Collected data
● ● ● ●

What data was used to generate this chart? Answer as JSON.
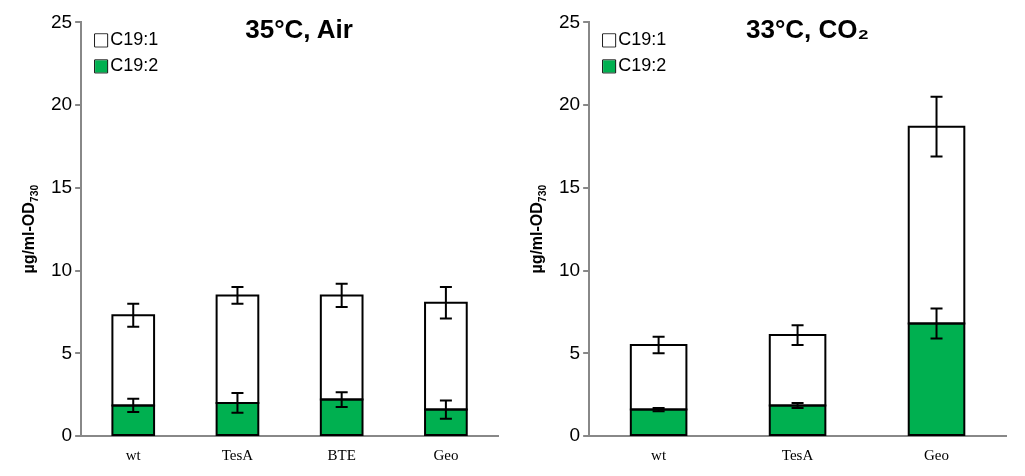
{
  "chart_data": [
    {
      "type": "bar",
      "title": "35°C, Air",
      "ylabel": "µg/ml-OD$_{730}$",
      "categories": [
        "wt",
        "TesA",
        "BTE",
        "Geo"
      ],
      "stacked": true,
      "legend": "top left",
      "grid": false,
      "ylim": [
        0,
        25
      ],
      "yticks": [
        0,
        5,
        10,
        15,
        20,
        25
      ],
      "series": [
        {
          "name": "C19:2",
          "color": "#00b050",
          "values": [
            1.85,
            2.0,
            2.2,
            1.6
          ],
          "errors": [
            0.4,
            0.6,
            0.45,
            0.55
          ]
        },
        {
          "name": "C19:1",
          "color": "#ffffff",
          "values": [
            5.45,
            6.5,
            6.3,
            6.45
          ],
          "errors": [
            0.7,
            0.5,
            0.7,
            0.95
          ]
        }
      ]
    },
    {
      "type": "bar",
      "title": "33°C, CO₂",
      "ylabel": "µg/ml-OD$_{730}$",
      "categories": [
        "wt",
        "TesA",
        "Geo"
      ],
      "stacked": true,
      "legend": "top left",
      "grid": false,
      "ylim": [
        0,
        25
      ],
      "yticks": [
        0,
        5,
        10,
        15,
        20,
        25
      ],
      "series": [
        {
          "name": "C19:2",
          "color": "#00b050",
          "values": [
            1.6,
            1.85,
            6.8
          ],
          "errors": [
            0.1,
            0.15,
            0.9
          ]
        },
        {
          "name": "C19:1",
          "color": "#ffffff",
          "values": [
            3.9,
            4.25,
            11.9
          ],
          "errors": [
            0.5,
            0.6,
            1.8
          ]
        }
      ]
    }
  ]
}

● ● ● ●

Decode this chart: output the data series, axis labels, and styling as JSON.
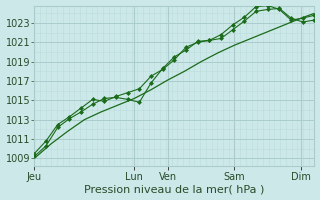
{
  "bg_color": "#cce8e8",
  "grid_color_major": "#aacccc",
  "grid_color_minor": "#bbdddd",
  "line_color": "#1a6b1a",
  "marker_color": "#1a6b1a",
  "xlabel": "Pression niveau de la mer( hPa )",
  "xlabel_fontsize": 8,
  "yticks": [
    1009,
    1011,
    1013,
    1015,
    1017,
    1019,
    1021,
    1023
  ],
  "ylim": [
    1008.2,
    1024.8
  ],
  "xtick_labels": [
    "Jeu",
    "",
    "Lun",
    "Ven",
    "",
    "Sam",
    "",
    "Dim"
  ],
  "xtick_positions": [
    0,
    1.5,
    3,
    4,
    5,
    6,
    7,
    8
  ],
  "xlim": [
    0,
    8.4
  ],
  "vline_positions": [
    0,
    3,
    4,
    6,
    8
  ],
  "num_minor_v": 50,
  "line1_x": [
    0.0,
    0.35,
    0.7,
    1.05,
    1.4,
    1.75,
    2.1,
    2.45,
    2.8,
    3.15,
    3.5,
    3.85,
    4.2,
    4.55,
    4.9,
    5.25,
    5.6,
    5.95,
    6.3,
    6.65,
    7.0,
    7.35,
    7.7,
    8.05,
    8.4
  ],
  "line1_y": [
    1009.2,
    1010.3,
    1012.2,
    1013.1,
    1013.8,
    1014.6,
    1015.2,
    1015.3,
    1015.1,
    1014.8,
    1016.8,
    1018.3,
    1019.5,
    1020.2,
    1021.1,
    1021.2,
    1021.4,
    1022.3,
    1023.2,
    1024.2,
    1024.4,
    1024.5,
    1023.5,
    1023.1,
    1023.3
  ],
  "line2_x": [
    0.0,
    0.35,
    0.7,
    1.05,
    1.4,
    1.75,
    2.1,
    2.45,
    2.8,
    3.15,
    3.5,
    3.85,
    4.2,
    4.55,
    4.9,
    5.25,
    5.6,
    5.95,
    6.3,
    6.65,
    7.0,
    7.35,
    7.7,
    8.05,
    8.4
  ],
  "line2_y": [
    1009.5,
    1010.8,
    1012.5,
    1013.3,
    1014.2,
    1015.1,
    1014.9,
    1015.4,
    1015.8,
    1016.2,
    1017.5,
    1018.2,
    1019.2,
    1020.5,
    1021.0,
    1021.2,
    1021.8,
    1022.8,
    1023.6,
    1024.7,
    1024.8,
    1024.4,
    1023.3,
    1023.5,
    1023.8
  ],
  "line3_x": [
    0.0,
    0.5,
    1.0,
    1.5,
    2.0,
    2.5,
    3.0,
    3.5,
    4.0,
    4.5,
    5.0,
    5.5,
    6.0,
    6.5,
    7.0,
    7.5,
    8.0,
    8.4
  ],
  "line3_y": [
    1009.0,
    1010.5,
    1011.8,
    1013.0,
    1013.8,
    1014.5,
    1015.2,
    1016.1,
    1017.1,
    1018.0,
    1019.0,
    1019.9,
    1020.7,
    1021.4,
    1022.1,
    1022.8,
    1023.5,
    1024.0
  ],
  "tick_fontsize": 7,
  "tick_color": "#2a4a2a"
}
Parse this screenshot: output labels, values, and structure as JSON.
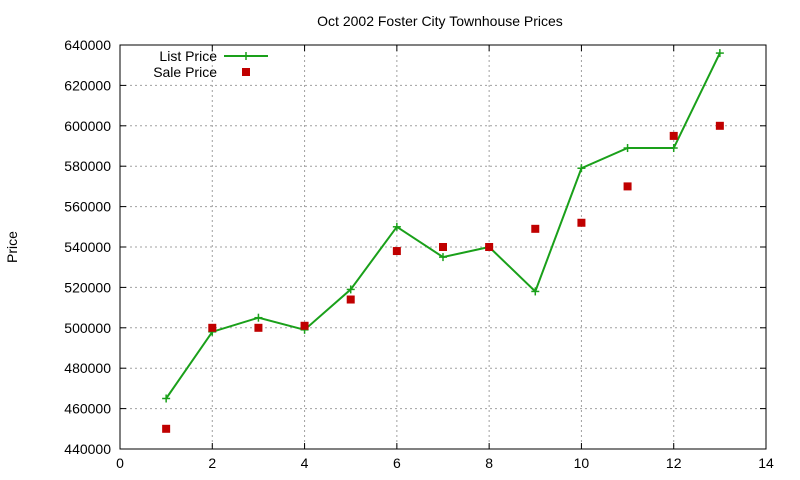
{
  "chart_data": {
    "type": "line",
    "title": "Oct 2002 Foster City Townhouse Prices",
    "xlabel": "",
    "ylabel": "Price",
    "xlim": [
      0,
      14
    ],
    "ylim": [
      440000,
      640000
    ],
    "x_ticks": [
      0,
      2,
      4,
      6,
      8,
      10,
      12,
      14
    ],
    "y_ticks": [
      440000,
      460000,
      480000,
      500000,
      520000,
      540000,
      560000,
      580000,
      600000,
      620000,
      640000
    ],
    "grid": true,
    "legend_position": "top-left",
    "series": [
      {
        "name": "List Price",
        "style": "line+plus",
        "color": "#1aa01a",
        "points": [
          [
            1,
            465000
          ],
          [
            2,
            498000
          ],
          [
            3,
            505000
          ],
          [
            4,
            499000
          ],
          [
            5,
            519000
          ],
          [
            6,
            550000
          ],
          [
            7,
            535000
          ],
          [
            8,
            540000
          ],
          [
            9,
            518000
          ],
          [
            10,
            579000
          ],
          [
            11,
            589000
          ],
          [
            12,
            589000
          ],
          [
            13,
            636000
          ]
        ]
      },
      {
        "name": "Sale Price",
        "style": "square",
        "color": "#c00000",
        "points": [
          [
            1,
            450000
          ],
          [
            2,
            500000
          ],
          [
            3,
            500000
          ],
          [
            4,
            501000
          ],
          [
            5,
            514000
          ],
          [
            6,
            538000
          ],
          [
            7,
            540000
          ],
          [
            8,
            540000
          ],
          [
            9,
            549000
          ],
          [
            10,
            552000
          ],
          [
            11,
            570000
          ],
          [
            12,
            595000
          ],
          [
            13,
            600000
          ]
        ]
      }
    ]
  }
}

● ● ● ●

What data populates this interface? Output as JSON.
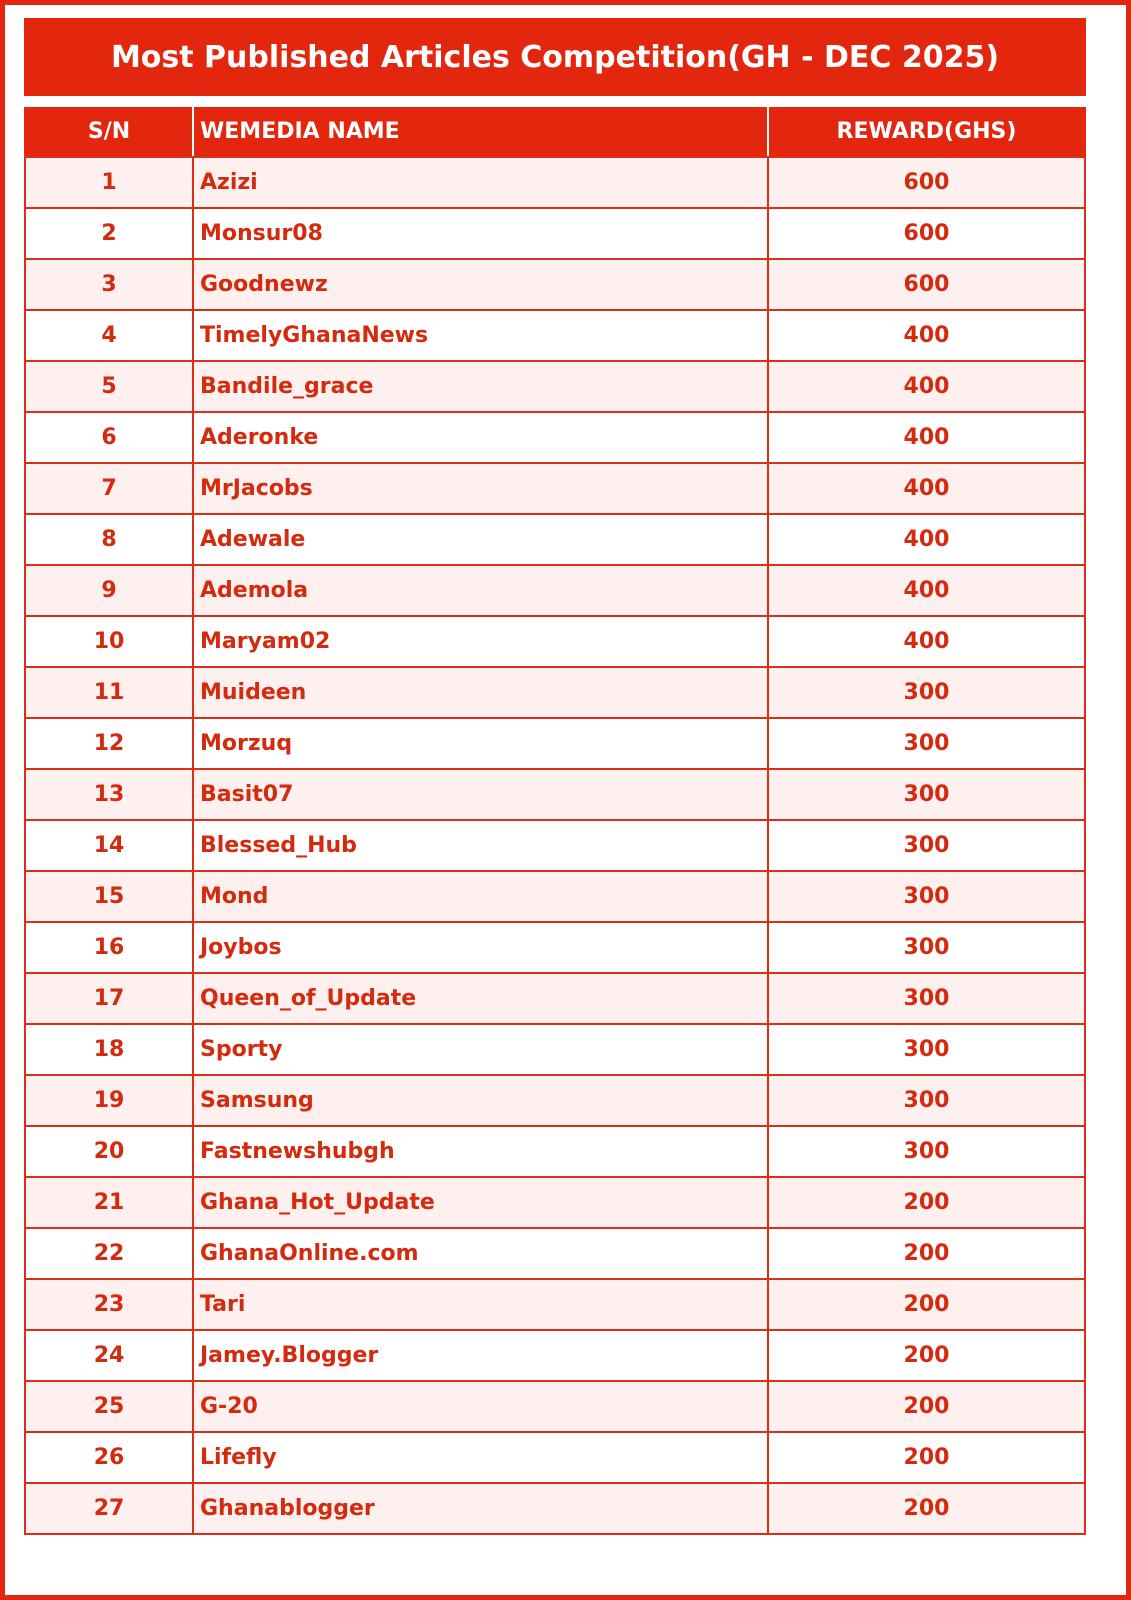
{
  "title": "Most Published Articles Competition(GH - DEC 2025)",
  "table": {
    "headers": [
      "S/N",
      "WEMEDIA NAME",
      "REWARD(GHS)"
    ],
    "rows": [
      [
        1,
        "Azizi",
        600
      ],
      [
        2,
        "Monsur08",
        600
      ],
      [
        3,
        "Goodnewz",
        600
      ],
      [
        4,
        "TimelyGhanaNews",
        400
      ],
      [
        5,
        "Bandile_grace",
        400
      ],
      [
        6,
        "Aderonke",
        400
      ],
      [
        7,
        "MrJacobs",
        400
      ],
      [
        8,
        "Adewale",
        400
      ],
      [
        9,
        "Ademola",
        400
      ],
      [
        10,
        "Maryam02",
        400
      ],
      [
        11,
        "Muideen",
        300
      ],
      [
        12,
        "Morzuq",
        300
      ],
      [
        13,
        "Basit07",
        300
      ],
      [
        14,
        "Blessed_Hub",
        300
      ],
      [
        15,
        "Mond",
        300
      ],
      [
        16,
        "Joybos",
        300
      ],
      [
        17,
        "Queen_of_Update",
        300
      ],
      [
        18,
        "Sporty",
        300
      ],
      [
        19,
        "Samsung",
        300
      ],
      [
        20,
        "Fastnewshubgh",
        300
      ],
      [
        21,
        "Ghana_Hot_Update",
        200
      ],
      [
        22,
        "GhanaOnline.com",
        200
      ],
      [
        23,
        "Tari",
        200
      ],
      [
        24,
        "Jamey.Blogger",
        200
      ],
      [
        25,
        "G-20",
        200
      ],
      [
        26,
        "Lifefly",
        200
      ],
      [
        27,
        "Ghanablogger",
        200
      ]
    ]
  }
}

● ● ● ●

Exercise directions: From the entries above, extract every line where the word "What" appears.

Reply to the task:
What data was used to generate this chart? Answer as JSON.
What data populates this interface? Output as JSON.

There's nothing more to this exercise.